> [PROMPT]: Copy out all lines carrying the word "screenshot".

> [DATA FOR THIS TASK]:
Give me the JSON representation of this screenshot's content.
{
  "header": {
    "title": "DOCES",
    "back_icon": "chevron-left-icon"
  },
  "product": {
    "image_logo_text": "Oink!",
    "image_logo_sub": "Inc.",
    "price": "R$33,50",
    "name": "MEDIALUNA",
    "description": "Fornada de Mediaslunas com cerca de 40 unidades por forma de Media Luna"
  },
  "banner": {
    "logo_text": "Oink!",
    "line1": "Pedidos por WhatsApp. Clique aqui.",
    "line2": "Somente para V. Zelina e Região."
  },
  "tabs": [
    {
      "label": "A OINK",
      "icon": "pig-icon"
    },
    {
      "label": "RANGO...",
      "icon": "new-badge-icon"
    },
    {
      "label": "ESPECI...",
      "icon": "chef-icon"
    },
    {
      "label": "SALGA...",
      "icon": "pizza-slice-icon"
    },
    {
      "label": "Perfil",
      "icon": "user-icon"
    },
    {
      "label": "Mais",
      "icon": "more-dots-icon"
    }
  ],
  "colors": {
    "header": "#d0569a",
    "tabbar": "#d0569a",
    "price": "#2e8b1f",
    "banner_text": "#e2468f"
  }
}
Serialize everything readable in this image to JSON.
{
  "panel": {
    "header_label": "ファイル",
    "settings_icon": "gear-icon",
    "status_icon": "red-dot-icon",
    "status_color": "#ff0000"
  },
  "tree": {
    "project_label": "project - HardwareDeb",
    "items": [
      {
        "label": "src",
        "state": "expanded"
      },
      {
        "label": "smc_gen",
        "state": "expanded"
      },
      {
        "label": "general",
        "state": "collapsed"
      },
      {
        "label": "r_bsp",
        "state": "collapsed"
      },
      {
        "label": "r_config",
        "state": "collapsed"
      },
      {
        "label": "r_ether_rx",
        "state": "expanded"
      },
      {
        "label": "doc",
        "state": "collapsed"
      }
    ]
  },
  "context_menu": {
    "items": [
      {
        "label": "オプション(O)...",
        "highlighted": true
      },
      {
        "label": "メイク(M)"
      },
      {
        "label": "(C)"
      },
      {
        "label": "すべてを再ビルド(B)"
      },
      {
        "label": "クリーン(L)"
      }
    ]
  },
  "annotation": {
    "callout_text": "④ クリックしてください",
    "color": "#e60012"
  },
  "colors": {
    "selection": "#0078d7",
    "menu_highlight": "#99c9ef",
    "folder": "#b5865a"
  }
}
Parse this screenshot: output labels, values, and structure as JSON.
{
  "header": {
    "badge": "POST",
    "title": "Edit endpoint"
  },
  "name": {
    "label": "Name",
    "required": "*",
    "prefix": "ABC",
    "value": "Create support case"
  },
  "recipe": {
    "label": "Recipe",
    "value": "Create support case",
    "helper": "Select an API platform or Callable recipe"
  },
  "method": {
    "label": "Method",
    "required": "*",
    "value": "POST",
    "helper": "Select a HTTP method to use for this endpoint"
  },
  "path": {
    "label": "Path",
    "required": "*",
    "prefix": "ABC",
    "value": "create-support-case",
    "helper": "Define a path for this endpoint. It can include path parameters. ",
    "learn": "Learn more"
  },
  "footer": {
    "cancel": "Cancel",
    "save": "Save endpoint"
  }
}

> [SOLUTION FOR THIS EXERCISE]:
Give me the JSON representation of this screenshot's content.
Parse this screenshot: output labels, values, and structure as JSON.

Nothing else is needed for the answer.